EXERCISE AIM:
Copy nothing but the text: repeat each entry exactly and drop the images.

'''

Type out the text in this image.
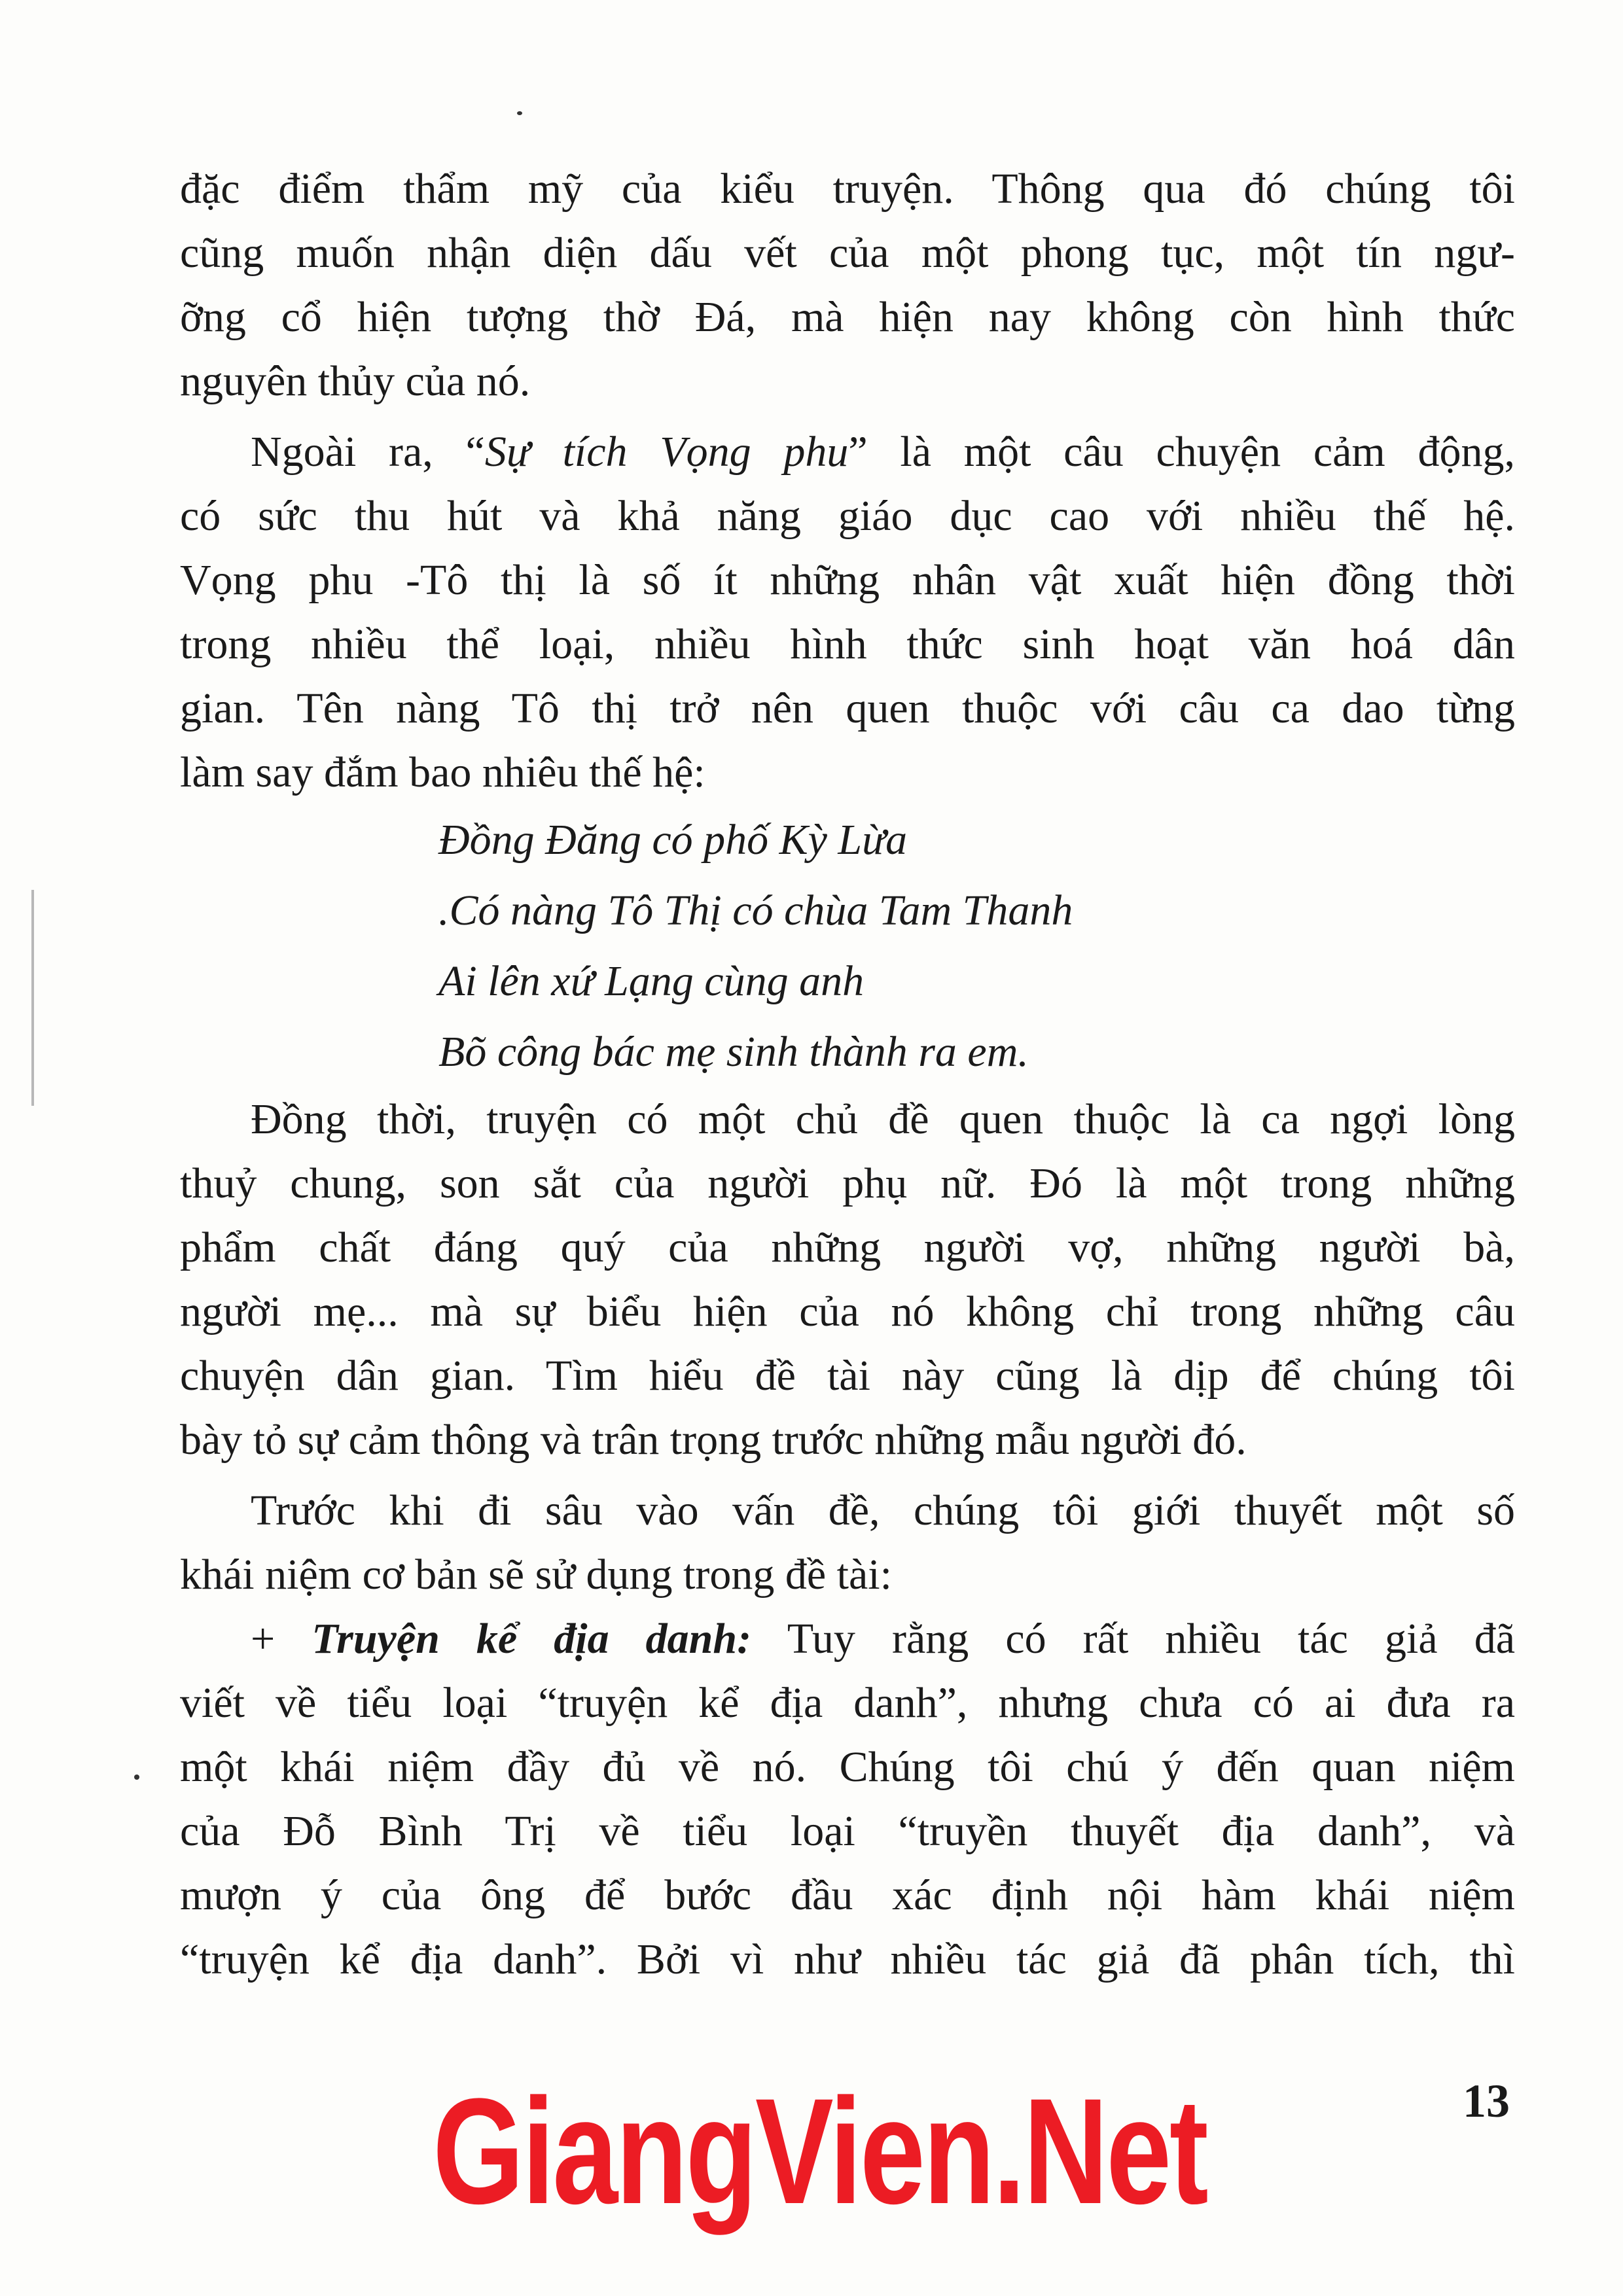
đặc điểm thẩm mỹ của kiểu truyện. Thông qua đó chúng tôi
cũng muốn nhận diện dấu vết của một phong tục, một tín ngư-
ỡng cổ hiện tượng thờ Đá, mà hiện nay không còn hình thức
nguyên thủy của nó.
Ngoài ra, “Sự tích Vọng phu” là một câu chuyện cảm động,
có sức thu hút và khả năng giáo dục cao với nhiều thế hệ.
Vọng phu -Tô thị là số ít những nhân vật xuất hiện đồng thời
trong nhiều thể loại, nhiều hình thức sinh hoạt văn hoá dân
gian. Tên nàng Tô thị trở nên quen thuộc với câu ca dao từng
làm say đắm bao nhiêu thế hệ:
Đồng Đăng có phố Kỳ Lừa
.Có nàng Tô Thị có chùa Tam Thanh
Ai lên xứ Lạng cùng anh
Bõ công bác mẹ sinh thành ra em.
Đồng thời, truyện có một chủ đề quen thuộc là ca ngợi lòng
thuỷ chung, son sắt của người phụ nữ. Đó là một trong những
phẩm chất đáng quý của những người vợ, những người bà,
người mẹ... mà sự biểu hiện của nó không chỉ trong những câu
chuyện dân gian. Tìm hiểu đề tài này cũng là dịp để chúng tôi
bày tỏ sự cảm thông và trân trọng trước những mẫu người đó.
Trước khi đi sâu vào vấn đề, chúng tôi giới thuyết một số
khái niệm cơ bản sẽ sử dụng trong đề tài:
+ Truyện kể địa danh: Tuy rằng có rất nhiều tác giả đã
viết về tiểu loại “truyện kể địa danh”, nhưng chưa có ai đưa ra
một khái niệm đầy đủ về nó. Chúng tôi chú ý đến quan niệm
của Đỗ Bình Trị về tiểu loại “truyền thuyết địa danh”, và
mượn ý của ông để bước đầu xác định nội hàm khái niệm
“truyện kể địa danh”. Bởi vì như nhiều tác giả đã phân tích, thì
GiangVien.Net	13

'''

CORRECT RESULT:
Type out the text in this image.
đặc điểm thẩm mỹ của kiểu truyện. Thông qua đó chúng tôi
cũng muốn nhận diện dấu vết của một phong tục, một tín ngư-
ỡng cổ hiện tượng thờ Đá, mà hiện nay không còn hình thức
nguyên thủy của nó.
Ngoài ra, “Sự tích Vọng phu” là một câu chuyện cảm động,
có sức thu hút và khả năng giáo dục cao với nhiều thế hệ.
Vọng phu -Tô thị là số ít những nhân vật xuất hiện đồng thời
trong nhiều thể loại, nhiều hình thức sinh hoạt văn hoá dân
gian. Tên nàng Tô thị trở nên quen thuộc với câu ca dao từng
làm say đắm bao nhiêu thế hệ:
Đồng Đăng có phố Kỳ Lừa
.Có nàng Tô Thị có chùa Tam Thanh
Ai lên xứ Lạng cùng anh
Bõ công bác mẹ sinh thành ra em.
Đồng thời, truyện có một chủ đề quen thuộc là ca ngợi lòng
thuỷ chung, son sắt của người phụ nữ. Đó là một trong những
phẩm chất đáng quý của những người vợ, những người bà,
người mẹ... mà sự biểu hiện của nó không chỉ trong những câu
chuyện dân gian. Tìm hiểu đề tài này cũng là dịp để chúng tôi
bày tỏ sự cảm thông và trân trọng trước những mẫu người đó.
Trước khi đi sâu vào vấn đề, chúng tôi giới thuyết một số
khái niệm cơ bản sẽ sử dụng trong đề tài:
+ Truyện kể địa danh: Tuy rằng có rất nhiều tác giả đã
viết về tiểu loại “truyện kể địa danh”, nhưng chưa có ai đưa ra
một khái niệm đầy đủ về nó. Chúng tôi chú ý đến quan niệm
của Đỗ Bình Trị về tiểu loại “truyền thuyết địa danh”, và
mượn ý của ông để bước đầu xác định nội hàm khái niệm
“truyện kể địa danh”. Bởi vì như nhiều tác giả đã phân tích, thì
GiangVien.Net	13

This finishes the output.